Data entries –

* * *

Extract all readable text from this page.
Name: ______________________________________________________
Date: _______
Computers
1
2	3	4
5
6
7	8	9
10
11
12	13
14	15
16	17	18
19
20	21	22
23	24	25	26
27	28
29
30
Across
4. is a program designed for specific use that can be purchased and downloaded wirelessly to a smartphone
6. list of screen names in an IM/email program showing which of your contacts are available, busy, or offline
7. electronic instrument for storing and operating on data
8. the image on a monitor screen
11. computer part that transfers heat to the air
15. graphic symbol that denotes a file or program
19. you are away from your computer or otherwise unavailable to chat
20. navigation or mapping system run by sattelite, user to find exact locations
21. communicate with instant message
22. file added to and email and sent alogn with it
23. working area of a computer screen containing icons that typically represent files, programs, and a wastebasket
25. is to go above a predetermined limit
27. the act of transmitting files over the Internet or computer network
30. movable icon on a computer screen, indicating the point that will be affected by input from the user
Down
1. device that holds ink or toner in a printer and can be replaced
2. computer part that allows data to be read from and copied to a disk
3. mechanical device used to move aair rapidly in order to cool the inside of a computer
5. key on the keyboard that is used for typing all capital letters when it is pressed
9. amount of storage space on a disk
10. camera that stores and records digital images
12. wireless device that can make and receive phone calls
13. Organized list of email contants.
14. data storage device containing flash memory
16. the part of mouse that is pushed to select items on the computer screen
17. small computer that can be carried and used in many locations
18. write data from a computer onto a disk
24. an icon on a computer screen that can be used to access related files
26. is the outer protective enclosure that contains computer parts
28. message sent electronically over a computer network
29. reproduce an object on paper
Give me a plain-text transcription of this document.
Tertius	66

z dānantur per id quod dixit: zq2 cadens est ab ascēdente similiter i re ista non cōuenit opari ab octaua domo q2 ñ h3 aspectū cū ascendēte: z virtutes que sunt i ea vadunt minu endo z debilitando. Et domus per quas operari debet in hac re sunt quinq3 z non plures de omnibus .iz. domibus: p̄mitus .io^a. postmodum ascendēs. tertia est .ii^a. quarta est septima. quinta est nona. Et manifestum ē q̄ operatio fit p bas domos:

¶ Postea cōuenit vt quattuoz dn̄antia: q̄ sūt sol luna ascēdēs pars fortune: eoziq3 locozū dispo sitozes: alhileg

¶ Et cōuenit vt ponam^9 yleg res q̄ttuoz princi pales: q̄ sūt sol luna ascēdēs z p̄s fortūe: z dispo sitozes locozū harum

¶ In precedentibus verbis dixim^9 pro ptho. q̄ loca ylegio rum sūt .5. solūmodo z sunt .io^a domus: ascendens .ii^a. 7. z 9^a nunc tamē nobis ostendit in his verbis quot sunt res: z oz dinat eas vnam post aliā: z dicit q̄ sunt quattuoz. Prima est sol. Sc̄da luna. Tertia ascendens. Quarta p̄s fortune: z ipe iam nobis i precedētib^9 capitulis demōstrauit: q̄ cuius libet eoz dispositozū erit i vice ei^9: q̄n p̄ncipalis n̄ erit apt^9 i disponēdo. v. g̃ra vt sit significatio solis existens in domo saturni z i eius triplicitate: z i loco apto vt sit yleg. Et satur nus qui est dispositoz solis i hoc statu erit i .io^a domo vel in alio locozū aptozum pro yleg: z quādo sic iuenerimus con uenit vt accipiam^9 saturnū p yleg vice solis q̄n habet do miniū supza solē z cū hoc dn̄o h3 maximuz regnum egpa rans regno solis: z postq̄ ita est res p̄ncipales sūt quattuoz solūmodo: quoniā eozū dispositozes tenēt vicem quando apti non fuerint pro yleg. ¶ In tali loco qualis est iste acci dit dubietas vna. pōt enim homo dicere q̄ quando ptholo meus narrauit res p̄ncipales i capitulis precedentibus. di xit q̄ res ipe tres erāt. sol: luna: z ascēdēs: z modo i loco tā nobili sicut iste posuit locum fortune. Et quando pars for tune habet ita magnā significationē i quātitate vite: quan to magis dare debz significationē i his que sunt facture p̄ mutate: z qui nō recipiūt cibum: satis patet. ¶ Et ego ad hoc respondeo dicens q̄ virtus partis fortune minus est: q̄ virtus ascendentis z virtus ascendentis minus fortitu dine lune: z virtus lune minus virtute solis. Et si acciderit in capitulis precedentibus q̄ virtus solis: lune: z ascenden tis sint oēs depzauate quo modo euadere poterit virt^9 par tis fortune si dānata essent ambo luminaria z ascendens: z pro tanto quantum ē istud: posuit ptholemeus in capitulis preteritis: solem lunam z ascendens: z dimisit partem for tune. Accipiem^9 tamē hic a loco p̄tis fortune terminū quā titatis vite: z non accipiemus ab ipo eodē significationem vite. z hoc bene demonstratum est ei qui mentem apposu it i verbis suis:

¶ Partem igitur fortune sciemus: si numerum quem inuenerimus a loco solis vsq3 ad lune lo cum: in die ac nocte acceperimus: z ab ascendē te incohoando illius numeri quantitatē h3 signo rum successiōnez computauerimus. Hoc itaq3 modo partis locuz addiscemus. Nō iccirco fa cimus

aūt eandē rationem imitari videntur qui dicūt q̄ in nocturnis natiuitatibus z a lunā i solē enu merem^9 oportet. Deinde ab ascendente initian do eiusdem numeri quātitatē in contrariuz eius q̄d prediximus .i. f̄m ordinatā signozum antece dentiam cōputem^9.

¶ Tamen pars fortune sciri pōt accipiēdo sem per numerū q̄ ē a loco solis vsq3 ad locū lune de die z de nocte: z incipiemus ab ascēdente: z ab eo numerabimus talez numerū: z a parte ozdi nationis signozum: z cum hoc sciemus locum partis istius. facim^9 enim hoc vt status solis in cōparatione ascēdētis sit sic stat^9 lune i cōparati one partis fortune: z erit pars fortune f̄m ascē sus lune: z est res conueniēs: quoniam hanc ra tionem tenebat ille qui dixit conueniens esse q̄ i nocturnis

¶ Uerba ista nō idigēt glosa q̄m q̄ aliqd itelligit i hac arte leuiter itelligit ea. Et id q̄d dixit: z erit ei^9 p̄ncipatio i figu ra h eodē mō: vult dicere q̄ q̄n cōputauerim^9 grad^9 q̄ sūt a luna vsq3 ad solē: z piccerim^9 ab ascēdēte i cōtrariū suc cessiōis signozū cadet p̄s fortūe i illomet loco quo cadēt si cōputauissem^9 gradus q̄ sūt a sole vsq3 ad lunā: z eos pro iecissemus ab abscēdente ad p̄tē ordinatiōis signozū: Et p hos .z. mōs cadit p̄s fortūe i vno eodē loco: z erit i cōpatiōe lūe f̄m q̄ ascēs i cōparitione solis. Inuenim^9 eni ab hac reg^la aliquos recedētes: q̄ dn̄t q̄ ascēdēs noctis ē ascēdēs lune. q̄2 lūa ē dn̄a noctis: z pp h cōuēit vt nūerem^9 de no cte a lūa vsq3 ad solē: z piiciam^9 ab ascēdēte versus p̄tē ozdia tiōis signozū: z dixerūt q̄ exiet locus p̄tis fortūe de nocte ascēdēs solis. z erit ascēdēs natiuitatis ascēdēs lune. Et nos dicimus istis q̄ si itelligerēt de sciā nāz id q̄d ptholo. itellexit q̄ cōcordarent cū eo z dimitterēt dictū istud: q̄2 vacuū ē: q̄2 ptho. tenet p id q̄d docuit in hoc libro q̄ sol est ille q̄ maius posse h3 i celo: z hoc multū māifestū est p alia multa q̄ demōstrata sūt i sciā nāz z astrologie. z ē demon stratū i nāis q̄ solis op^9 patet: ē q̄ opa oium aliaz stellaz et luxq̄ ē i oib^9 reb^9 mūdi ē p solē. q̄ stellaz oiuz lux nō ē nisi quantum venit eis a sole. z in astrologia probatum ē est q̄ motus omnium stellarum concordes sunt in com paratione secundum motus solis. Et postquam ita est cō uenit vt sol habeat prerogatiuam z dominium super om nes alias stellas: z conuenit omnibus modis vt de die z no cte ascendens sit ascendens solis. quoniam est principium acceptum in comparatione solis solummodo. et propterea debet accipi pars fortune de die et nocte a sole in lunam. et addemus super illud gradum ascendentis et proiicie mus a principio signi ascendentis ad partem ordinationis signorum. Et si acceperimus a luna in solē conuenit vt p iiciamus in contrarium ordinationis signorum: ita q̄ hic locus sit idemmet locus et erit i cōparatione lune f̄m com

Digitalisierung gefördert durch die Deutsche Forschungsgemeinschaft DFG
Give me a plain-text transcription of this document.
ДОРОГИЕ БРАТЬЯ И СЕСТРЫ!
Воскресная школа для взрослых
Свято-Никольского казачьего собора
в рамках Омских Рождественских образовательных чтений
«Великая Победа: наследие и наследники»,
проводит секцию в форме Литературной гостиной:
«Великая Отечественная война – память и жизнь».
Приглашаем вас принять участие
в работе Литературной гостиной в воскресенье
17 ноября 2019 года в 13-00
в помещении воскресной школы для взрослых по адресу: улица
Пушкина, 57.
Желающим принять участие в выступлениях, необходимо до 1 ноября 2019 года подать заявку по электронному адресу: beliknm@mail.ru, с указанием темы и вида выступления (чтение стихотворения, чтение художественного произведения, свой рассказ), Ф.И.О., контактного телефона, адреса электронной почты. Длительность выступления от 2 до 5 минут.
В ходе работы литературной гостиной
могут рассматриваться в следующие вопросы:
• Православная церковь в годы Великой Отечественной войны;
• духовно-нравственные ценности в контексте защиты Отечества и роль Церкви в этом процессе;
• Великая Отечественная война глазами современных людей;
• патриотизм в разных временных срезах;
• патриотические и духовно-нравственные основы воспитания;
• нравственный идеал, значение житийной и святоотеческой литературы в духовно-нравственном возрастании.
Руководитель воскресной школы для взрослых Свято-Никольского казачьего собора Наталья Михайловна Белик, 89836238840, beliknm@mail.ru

* * *

WHAT YOU NEED TO DO – Filter the records above and return every line that holds the word "адресу".

ANSWER TO THIS TASK –
в помещении воскресной школы для взрослых по адресу: улица
Желающим принять участие в выступлениях, необходимо до 1 ноября 2019 года подать заявку по электронному адресу: beliknm@mail.ru, с указанием темы и вида выступления (чтение стихотворения, чтение художественного произведения, свой рассказ), Ф.И.О., контактного телефона, адреса электронной почты. Длительность выступления от 2 до 5 минут.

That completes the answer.